Records about charts and figures:
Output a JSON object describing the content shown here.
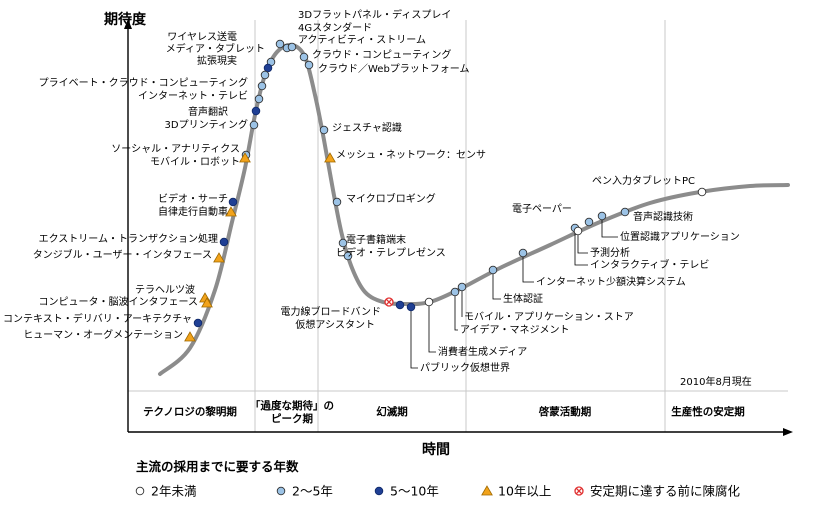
{
  "chart_data": {
    "type": "scatter",
    "ylabel": "期待度",
    "xlabel": "時間",
    "date_note": "2010年8月現在",
    "phases": [
      "テクノロジの黎明期",
      "「過度な期待」の\nピーク期",
      "幻滅期",
      "啓蒙活動期",
      "生産性の安定期"
    ],
    "legend_title": "主流の採用までに要する年数",
    "legend": [
      {
        "key": "lt2",
        "label": "2年未満"
      },
      {
        "key": "y2_5",
        "label": "2〜5年"
      },
      {
        "key": "y5_10",
        "label": "5〜10年"
      },
      {
        "key": "gt10",
        "label": "10年以上"
      },
      {
        "key": "obsolete",
        "label": "安定期に達する前に陳腐化"
      }
    ],
    "colors": {
      "lt2": "#ffffff",
      "y2_5": "#9cc3e6",
      "y5_10": "#1f3f94",
      "gt10": "#f2a31b",
      "obsolete_stroke": "#e03030",
      "curve": "#8c8c8c",
      "axis": "#000000",
      "divider": "#c8c8c8"
    },
    "points": [
      {
        "name": "3Dフラットパネル・ディスプレイ",
        "cat": "y2_5"
      },
      {
        "name": "4Gスタンダード",
        "cat": "y2_5"
      },
      {
        "name": "アクティビティ・ストリーム",
        "cat": "y2_5"
      },
      {
        "name": "クラウド・コンピューティング",
        "cat": "y2_5"
      },
      {
        "name": "クラウド／Webプラットフォーム",
        "cat": "y2_5"
      },
      {
        "name": "ワイヤレス送電",
        "cat": "y2_5"
      },
      {
        "name": "メディア・タブレット",
        "cat": "y5_10"
      },
      {
        "name": "拡張現実",
        "cat": "y2_5"
      },
      {
        "name": "プライベート・クラウド・コンピューティング",
        "cat": "y2_5"
      },
      {
        "name": "インターネット・テレビ",
        "cat": "y2_5"
      },
      {
        "name": "音声翻訳",
        "cat": "y5_10"
      },
      {
        "name": "3Dプリンティング",
        "cat": "y2_5"
      },
      {
        "name": "ソーシャル・アナリティクス",
        "cat": "y2_5"
      },
      {
        "name": "モバイル・ロボット",
        "cat": "gt10"
      },
      {
        "name": "ビデオ・サーチ",
        "cat": "y5_10"
      },
      {
        "name": "自律走行自動車",
        "cat": "gt10"
      },
      {
        "name": "エクストリーム・トランザクション処理",
        "cat": "y5_10"
      },
      {
        "name": "タンジブル・ユーザー・インタフェース",
        "cat": "gt10"
      },
      {
        "name": "テラヘルツ波",
        "cat": "gt10"
      },
      {
        "name": "コンピュータ・脳波インタフェース",
        "cat": "gt10"
      },
      {
        "name": "コンテキスト・デリバリ・アーキテクチャ",
        "cat": "y5_10"
      },
      {
        "name": "ヒューマン・オーグメンテーション",
        "cat": "gt10"
      },
      {
        "name": "ジェスチャ認識",
        "cat": "y2_5"
      },
      {
        "name": "メッシュ・ネットワーク：センサ",
        "cat": "gt10"
      },
      {
        "name": "マイクロブロギング",
        "cat": "y2_5"
      },
      {
        "name": "電子書籍端末",
        "cat": "y2_5"
      },
      {
        "name": "ビデオ・テレプレゼンス",
        "cat": "y2_5"
      },
      {
        "name": "電力線ブロードバンド",
        "cat": "obsolete"
      },
      {
        "name": "仮想アシスタント",
        "cat": "y5_10"
      },
      {
        "name": "パブリック仮想世界",
        "cat": "y5_10"
      },
      {
        "name": "消費者生成メディア",
        "cat": "lt2"
      },
      {
        "name": "アイデア・マネジメント",
        "cat": "y2_5"
      },
      {
        "name": "モバイル・アプリケーション・ストア",
        "cat": "y2_5"
      },
      {
        "name": "生体認証",
        "cat": "y2_5"
      },
      {
        "name": "インターネット少額決算システム",
        "cat": "y2_5"
      },
      {
        "name": "インタラクティブ・テレビ",
        "cat": "y2_5"
      },
      {
        "name": "予測分析",
        "cat": "lt2"
      },
      {
        "name": "位置認識アプリケーション",
        "cat": "y2_5"
      },
      {
        "name": "電子ペーパー",
        "cat": "y2_5"
      },
      {
        "name": "音声認識技術",
        "cat": "y2_5"
      },
      {
        "name": "ペン入力タブレットPC",
        "cat": "lt2"
      }
    ]
  }
}
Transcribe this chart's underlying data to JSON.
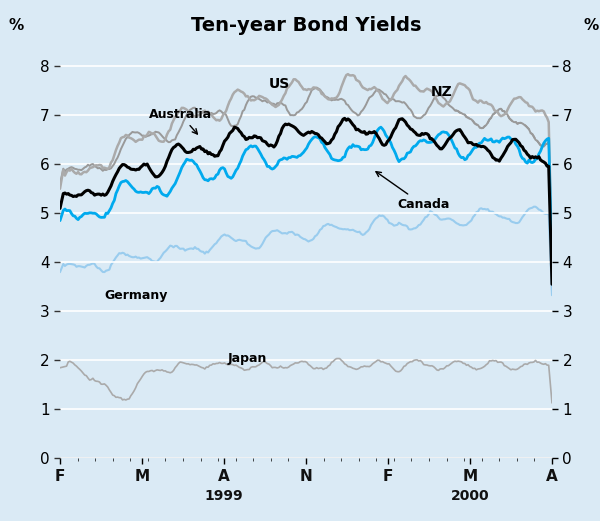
{
  "title": "Ten-year Bond Yields",
  "background_color": "#daeaf5",
  "plot_background_color": "#daeaf5",
  "ylabel_left": "%",
  "ylabel_right": "%",
  "ylim": [
    0,
    8.5
  ],
  "yticks": [
    0,
    1,
    2,
    3,
    4,
    5,
    6,
    7,
    8
  ],
  "x_labels": [
    "F",
    "M",
    "A",
    "N",
    "F",
    "M",
    "A"
  ],
  "n_points": 300,
  "series": {
    "NZ": {
      "color": "#999999",
      "lw": 1.4,
      "zorder": 2
    },
    "US": {
      "color": "#aaaaaa",
      "lw": 1.8,
      "zorder": 3
    },
    "Australia": {
      "color": "#000000",
      "lw": 2.2,
      "zorder": 5
    },
    "Canada": {
      "color": "#00aaee",
      "lw": 2.0,
      "zorder": 4
    },
    "Germany": {
      "color": "#99ccee",
      "lw": 1.5,
      "zorder": 1
    },
    "Japan": {
      "color": "#aaaaaa",
      "lw": 1.2,
      "zorder": 2
    }
  }
}
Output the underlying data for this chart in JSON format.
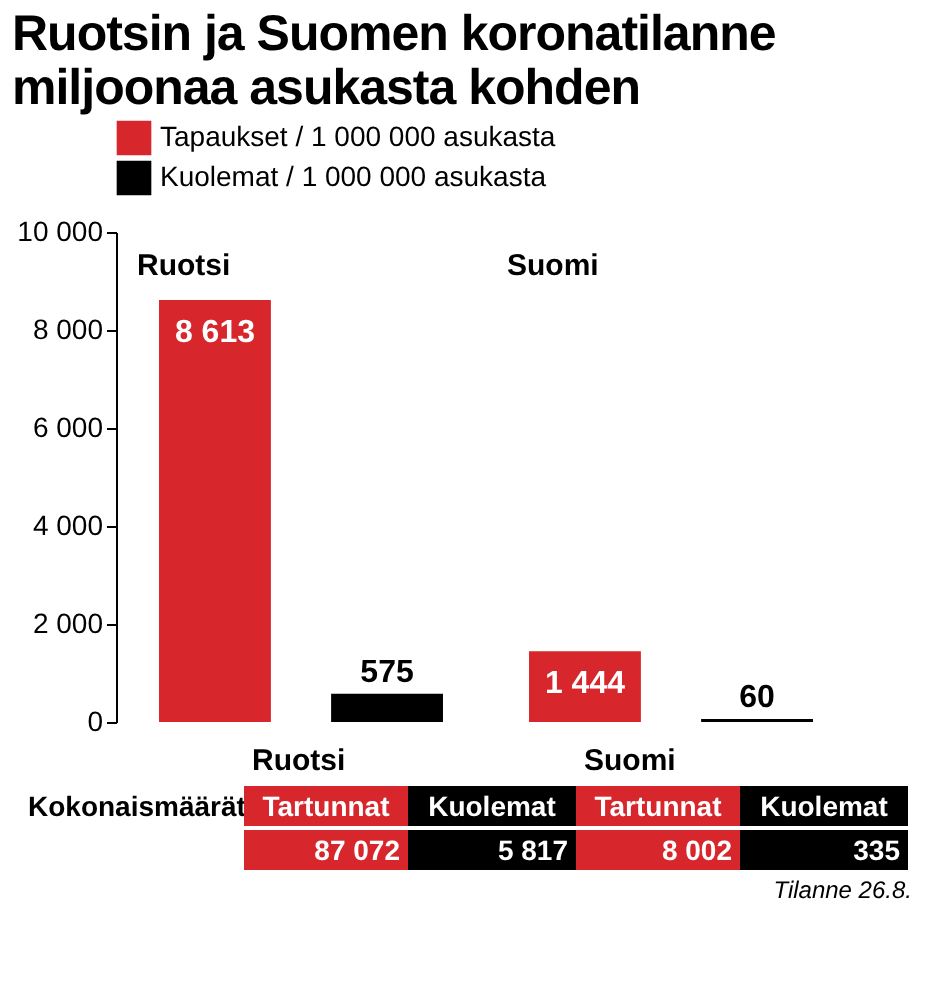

THE EXERCISE: Reproduce the material in its entirety and word for word, without the pictures.

TASK RESULT:
Output a JSON object describing the content shown here.
{
  "chart_data": {
    "type": "scatter",
    "ylabel": "期待度",
    "xlabel": "時間",
    "date_note": "2010年8月現在",
    "phases": [
      "テクノロジの黎明期",
      "「過度な期待」の\nピーク期",
      "幻滅期",
      "啓蒙活動期",
      "生産性の安定期"
    ],
    "legend_title": "主流の採用までに要する年数",
    "legend": [
      {
        "key": "lt2",
        "label": "2年未満"
      },
      {
        "key": "y2_5",
        "label": "2〜5年"
      },
      {
        "key": "y5_10",
        "label": "5〜10年"
      },
      {
        "key": "gt10",
        "label": "10年以上"
      },
      {
        "key": "obsolete",
        "label": "安定期に達する前に陳腐化"
      }
    ],
    "colors": {
      "lt2": "#ffffff",
      "y2_5": "#9cc3e6",
      "y5_10": "#1f3f94",
      "gt10": "#f2a31b",
      "obsolete_stroke": "#e03030",
      "curve": "#8c8c8c",
      "axis": "#000000",
      "divider": "#c8c8c8"
    },
    "points": [
      {
        "name": "3Dフラットパネル・ディスプレイ",
        "cat": "y2_5"
      },
      {
        "name": "4Gスタンダード",
        "cat": "y2_5"
      },
      {
        "name": "アクティビティ・ストリーム",
        "cat": "y2_5"
      },
      {
        "name": "クラウド・コンピューティング",
        "cat": "y2_5"
      },
      {
        "name": "クラウド／Webプラットフォーム",
        "cat": "y2_5"
      },
      {
        "name": "ワイヤレス送電",
        "cat": "y2_5"
      },
      {
        "name": "メディア・タブレット",
        "cat": "y5_10"
      },
      {
        "name": "拡張現実",
        "cat": "y2_5"
      },
      {
        "name": "プライベート・クラウド・コンピューティング",
        "cat": "y2_5"
      },
      {
        "name": "インターネット・テレビ",
        "cat": "y2_5"
      },
      {
        "name": "音声翻訳",
        "cat": "y5_10"
      },
      {
        "name": "3Dプリンティング",
        "cat": "y2_5"
      },
      {
        "name": "ソーシャル・アナリティクス",
        "cat": "y2_5"
      },
      {
        "name": "モバイル・ロボット",
        "cat": "gt10"
      },
      {
        "name": "ビデオ・サーチ",
        "cat": "y5_10"
      },
      {
        "name": "自律走行自動車",
        "cat": "gt10"
      },
      {
        "name": "エクストリーム・トランザクション処理",
        "cat": "y5_10"
      },
      {
        "name": "タンジブル・ユーザー・インタフェース",
        "cat": "gt10"
      },
      {
        "name": "テラヘルツ波",
        "cat": "gt10"
      },
      {
        "name": "コンピュータ・脳波インタフェース",
        "cat": "gt10"
      },
      {
        "name": "コンテキスト・デリバリ・アーキテクチャ",
        "cat": "y5_10"
      },
      {
        "name": "ヒューマン・オーグメンテーション",
        "cat": "gt10"
      },
      {
        "name": "ジェスチャ認識",
        "cat": "y2_5"
      },
      {
        "name": "メッシュ・ネットワーク：センサ",
        "cat": "gt10"
      },
      {
        "name": "マイクロブロギング",
        "cat": "y2_5"
      },
      {
        "name": "電子書籍端末",
        "cat": "y2_5"
      },
      {
        "name": "ビデオ・テレプレゼンス",
        "cat": "y2_5"
      },
      {
        "name": "電力線ブロードバンド",
        "cat": "obsolete"
      },
      {
        "name": "仮想アシスタント",
        "cat": "y5_10"
      },
      {
        "name": "パブリック仮想世界",
        "cat": "y5_10"
      },
      {
        "name": "消費者生成メディア",
        "cat": "lt2"
      },
      {
        "name": "アイデア・マネジメント",
        "cat": "y2_5"
      },
      {
        "name": "モバイル・アプリケーション・ストア",
        "cat": "y2_5"
      },
      {
        "name": "生体認証",
        "cat": "y2_5"
      },
      {
        "name": "インターネット少額決算システム",
        "cat": "y2_5"
      },
      {
        "name": "インタラクティブ・テレビ",
        "cat": "y2_5"
      },
      {
        "name": "予測分析",
        "cat": "lt2"
      },
      {
        "name": "位置認識アプリケーション",
        "cat": "y2_5"
      },
      {
        "name": "電子ペーパー",
        "cat": "y2_5"
      },
      {
        "name": "音声認識技術",
        "cat": "y2_5"
      },
      {
        "name": "ペン入力タブレットPC",
        "cat": "lt2"
      }
    ]
  }
}
Transcribe this chart's underlying data to JSON.
{
  "title": "Ten-year Bond Yields",
  "background_color": "#daeaf5",
  "plot_background_color": "#daeaf5",
  "ylabel_left": "%",
  "ylabel_right": "%",
  "ylim": [
    0,
    8.5
  ],
  "yticks": [
    0,
    1,
    2,
    3,
    4,
    5,
    6,
    7,
    8
  ],
  "x_labels": [
    "F",
    "M",
    "A",
    "N",
    "F",
    "M",
    "A"
  ],
  "n_points": 300,
  "series": {
    "NZ": {
      "color": "#999999",
      "lw": 1.4,
      "zorder": 2
    },
    "US": {
      "color": "#aaaaaa",
      "lw": 1.8,
      "zorder": 3
    },
    "Australia": {
      "color": "#000000",
      "lw": 2.2,
      "zorder": 5
    },
    "Canada": {
      "color": "#00aaee",
      "lw": 2.0,
      "zorder": 4
    },
    "Germany": {
      "color": "#99ccee",
      "lw": 1.5,
      "zorder": 1
    },
    "Japan": {
      "color": "#aaaaaa",
      "lw": 1.2,
      "zorder": 2
    }
  }
}
Output the underlying data for this chart in JSON format.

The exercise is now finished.